## Material for this exercise
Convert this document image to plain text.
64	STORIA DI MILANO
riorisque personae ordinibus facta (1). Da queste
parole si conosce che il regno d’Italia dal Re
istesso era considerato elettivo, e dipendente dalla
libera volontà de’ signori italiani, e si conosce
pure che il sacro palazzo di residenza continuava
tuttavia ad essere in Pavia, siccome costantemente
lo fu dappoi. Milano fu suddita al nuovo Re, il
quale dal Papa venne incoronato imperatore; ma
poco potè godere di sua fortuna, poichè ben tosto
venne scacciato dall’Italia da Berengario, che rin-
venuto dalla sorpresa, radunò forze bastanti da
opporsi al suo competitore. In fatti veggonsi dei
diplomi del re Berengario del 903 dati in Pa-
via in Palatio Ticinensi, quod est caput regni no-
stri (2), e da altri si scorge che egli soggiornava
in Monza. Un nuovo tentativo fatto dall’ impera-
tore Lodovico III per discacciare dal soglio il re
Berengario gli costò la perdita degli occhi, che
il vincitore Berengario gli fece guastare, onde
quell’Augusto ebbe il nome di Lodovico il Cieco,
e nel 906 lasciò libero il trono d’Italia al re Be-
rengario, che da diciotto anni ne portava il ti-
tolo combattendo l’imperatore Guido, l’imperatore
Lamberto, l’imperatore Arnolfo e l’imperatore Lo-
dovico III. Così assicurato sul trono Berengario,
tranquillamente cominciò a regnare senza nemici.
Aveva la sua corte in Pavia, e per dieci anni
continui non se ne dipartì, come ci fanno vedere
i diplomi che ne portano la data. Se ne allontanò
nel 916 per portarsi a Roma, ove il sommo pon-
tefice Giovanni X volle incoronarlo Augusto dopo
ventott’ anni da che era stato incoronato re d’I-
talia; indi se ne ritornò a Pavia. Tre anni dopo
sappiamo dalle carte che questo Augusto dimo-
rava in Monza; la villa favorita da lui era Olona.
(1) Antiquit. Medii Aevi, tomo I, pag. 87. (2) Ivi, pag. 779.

## What the exercise asks
Count how many lines include the string "incoronato". Nothing but the number is needed.

## Solution to this task
2